THE REQUEST
Show each line from the listing that includes the word "Exact".

[Start SUPPLIED MATERIAL]

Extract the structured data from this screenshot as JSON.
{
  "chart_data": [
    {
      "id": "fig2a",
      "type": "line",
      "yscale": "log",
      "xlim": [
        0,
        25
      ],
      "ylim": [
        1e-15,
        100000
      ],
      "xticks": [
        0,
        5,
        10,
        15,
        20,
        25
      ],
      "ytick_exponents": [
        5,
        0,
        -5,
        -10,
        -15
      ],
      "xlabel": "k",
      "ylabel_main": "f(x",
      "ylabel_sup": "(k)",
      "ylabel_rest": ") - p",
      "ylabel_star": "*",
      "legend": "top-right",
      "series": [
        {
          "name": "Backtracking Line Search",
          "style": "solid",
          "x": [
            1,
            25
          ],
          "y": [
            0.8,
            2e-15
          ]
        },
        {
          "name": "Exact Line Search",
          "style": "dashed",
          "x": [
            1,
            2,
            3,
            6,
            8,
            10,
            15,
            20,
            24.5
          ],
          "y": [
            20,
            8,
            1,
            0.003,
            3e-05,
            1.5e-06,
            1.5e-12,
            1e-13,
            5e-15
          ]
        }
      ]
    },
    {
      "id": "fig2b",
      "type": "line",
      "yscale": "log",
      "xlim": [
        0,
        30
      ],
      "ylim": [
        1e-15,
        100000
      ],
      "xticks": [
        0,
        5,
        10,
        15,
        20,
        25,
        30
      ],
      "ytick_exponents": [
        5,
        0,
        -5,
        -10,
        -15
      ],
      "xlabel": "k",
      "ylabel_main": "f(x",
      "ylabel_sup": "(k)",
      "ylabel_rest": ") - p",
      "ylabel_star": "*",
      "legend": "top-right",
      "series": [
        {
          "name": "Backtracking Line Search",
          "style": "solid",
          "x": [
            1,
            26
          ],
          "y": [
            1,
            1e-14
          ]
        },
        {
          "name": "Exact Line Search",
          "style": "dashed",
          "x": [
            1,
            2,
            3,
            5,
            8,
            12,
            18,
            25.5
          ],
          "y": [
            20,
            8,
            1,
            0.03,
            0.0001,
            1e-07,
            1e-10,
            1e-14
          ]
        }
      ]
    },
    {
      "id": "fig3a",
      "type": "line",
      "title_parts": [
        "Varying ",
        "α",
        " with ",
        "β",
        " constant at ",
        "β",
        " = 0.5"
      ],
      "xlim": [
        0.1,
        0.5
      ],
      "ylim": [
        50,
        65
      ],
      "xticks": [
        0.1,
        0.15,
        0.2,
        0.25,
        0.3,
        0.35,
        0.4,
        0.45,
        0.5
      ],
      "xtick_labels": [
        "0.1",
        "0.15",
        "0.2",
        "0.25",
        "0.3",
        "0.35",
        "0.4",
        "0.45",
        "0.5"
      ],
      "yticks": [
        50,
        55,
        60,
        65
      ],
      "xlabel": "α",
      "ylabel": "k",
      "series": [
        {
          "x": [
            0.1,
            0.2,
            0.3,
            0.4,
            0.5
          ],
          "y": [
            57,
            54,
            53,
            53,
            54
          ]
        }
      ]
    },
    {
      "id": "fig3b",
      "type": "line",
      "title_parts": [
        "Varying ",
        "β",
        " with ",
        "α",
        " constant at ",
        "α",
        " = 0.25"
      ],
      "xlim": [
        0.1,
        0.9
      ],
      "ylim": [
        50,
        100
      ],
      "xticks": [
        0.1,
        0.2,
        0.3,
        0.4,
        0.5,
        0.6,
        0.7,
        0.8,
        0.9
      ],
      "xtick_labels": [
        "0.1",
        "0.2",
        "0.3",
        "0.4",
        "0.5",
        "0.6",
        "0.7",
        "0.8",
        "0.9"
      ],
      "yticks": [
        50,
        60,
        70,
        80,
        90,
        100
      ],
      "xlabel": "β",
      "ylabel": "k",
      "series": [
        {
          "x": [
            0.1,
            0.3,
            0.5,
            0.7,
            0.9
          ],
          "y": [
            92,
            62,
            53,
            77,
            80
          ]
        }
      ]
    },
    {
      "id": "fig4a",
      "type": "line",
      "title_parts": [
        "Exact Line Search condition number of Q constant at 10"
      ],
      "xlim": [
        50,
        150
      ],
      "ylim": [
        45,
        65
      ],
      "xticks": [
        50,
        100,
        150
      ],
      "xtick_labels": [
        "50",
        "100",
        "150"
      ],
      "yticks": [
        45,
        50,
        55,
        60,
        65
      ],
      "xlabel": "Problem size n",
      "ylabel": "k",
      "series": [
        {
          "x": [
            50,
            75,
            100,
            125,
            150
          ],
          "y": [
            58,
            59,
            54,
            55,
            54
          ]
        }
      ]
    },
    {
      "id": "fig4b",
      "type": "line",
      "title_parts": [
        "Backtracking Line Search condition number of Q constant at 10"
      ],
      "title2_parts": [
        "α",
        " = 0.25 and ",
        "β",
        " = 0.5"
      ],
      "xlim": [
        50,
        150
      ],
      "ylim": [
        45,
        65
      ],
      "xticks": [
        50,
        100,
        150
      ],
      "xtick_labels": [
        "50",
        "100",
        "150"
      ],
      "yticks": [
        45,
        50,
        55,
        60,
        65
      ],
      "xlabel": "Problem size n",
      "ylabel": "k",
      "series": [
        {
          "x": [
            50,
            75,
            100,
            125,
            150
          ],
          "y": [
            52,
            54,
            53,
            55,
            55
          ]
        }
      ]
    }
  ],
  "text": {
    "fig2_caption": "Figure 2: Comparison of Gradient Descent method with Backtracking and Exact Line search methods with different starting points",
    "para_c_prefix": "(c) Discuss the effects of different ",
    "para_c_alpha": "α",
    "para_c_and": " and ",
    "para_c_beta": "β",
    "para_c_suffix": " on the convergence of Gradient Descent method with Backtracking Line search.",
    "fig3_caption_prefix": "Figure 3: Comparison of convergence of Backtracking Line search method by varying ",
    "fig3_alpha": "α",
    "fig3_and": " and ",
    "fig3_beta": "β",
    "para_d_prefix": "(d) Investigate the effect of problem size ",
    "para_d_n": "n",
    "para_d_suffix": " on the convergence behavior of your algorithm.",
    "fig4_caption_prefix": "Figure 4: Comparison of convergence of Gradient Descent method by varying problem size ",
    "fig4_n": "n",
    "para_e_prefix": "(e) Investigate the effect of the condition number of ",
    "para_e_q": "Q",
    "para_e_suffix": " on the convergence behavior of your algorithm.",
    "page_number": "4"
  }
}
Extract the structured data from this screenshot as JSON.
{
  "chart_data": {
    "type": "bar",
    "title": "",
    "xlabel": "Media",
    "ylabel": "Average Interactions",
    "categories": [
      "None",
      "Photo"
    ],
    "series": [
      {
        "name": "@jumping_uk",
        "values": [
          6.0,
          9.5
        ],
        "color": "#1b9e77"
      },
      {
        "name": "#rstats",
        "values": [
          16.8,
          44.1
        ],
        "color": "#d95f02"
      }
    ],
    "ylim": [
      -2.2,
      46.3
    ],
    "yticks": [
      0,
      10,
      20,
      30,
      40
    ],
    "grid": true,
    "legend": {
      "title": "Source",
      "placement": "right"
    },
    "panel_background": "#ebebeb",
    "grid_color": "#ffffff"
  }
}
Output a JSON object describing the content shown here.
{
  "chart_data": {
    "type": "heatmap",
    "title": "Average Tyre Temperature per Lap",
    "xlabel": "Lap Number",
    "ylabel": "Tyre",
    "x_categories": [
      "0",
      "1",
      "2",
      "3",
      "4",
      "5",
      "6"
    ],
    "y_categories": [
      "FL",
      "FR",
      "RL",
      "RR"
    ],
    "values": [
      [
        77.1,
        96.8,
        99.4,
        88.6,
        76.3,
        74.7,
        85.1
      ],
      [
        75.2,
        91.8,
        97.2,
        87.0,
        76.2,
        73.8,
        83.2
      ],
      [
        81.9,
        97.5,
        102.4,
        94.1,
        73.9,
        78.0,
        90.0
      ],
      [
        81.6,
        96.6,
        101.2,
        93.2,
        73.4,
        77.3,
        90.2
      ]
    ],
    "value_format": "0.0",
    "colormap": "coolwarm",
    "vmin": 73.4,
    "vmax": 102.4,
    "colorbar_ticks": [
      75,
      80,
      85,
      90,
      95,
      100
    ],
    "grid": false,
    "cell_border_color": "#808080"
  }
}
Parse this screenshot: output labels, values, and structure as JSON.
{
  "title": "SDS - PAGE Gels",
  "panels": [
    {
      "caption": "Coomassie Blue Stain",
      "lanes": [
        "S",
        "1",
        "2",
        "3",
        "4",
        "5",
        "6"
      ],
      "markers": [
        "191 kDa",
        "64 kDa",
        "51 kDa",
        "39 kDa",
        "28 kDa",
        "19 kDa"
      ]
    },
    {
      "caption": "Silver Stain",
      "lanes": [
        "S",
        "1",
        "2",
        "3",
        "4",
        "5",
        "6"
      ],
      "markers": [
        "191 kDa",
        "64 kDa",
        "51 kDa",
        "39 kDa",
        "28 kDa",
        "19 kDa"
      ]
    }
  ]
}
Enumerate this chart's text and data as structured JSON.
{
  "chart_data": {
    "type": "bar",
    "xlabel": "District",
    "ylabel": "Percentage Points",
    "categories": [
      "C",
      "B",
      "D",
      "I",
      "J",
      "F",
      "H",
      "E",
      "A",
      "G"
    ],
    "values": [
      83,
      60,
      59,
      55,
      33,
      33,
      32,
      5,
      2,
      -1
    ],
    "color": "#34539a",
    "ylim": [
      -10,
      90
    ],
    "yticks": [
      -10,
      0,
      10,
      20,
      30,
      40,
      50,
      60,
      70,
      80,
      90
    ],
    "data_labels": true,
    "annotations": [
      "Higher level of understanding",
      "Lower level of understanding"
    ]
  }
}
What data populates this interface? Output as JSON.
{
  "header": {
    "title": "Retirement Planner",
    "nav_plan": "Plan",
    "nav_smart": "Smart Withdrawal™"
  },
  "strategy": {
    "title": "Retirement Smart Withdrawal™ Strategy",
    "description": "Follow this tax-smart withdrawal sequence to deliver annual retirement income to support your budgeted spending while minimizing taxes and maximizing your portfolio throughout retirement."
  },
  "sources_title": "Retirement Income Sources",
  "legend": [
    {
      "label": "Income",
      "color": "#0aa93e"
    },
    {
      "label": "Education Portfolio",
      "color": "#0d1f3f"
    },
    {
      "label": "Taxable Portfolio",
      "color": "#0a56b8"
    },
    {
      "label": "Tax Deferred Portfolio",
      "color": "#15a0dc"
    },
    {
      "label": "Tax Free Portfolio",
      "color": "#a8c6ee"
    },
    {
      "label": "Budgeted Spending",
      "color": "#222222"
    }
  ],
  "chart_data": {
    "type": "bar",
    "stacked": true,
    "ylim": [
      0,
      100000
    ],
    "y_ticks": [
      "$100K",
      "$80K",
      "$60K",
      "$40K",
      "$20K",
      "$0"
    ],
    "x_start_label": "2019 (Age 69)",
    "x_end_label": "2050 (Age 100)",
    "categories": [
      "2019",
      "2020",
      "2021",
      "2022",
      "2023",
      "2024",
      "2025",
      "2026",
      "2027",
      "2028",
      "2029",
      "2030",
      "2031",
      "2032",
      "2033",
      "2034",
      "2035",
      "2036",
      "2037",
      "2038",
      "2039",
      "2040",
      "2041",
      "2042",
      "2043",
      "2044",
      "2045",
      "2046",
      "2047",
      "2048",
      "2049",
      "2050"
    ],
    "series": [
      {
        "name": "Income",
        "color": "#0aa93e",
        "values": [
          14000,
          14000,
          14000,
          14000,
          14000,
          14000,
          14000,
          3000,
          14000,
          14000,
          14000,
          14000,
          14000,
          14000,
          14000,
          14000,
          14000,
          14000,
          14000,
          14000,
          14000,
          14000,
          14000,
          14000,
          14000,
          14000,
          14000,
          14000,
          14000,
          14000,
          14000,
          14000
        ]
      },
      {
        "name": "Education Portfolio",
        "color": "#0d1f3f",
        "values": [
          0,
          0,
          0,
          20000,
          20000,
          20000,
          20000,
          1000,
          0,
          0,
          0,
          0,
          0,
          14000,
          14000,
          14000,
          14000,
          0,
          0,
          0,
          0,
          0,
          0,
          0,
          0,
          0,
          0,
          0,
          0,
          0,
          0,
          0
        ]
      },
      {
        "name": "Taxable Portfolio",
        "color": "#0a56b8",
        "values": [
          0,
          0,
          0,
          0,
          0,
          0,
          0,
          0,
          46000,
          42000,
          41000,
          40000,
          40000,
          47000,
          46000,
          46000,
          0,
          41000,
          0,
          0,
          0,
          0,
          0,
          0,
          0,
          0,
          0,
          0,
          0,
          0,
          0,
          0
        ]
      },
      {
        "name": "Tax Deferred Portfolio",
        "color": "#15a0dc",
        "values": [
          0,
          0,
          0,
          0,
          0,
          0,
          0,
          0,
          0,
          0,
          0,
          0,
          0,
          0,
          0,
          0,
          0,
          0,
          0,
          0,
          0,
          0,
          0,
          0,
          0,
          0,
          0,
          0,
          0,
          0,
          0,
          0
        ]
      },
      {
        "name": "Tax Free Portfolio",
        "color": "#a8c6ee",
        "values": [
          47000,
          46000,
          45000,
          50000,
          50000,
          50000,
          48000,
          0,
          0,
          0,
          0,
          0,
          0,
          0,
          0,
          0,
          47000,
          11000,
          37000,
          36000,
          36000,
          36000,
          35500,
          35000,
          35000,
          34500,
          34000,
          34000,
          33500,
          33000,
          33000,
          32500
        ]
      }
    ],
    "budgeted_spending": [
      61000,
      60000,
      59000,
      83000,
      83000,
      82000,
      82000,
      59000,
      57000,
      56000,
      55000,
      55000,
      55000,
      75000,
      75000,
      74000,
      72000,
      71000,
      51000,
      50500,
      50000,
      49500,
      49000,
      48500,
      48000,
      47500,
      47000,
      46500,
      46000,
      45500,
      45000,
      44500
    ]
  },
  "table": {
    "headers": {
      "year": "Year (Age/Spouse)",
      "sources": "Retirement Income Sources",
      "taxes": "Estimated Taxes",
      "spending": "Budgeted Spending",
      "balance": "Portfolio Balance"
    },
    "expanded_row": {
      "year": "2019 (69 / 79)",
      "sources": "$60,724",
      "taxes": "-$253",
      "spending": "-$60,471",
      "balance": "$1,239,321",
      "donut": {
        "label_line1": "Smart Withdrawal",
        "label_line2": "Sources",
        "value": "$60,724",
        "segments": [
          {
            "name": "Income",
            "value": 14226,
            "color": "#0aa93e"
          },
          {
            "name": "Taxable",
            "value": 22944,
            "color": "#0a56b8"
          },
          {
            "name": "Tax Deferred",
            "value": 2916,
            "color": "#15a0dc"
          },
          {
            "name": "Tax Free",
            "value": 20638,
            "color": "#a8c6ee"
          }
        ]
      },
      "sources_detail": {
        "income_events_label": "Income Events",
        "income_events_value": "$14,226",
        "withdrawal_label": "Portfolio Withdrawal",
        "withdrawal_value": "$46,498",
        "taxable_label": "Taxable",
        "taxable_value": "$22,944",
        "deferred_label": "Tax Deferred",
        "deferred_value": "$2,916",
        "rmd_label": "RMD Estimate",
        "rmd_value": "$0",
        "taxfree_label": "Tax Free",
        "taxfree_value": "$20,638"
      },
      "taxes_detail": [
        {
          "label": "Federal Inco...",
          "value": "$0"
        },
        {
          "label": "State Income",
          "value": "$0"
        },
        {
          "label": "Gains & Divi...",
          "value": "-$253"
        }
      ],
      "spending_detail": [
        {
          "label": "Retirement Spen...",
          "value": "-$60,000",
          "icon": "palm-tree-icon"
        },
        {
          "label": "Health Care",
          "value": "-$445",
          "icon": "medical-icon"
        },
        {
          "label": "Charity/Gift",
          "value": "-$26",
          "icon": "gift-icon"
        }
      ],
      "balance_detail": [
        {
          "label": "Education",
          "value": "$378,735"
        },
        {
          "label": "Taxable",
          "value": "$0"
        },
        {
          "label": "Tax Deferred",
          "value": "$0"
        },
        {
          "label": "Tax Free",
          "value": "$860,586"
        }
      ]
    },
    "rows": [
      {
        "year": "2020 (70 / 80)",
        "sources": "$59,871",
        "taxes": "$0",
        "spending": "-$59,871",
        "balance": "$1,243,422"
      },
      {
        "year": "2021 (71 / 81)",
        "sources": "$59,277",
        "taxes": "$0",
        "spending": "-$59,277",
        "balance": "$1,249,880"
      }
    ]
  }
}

[End SUPPLIED MATERIAL]

CORRECT RESPONSE
          "name": "Exact Line Search",
          "name": "Exact Line Search",
        "Exact Line Search condition number of Q constant at 10"
    "fig2_caption": "Figure 2: Comparison of Gradient Descent method with Backtracking and Exact Line search methods with different starting points",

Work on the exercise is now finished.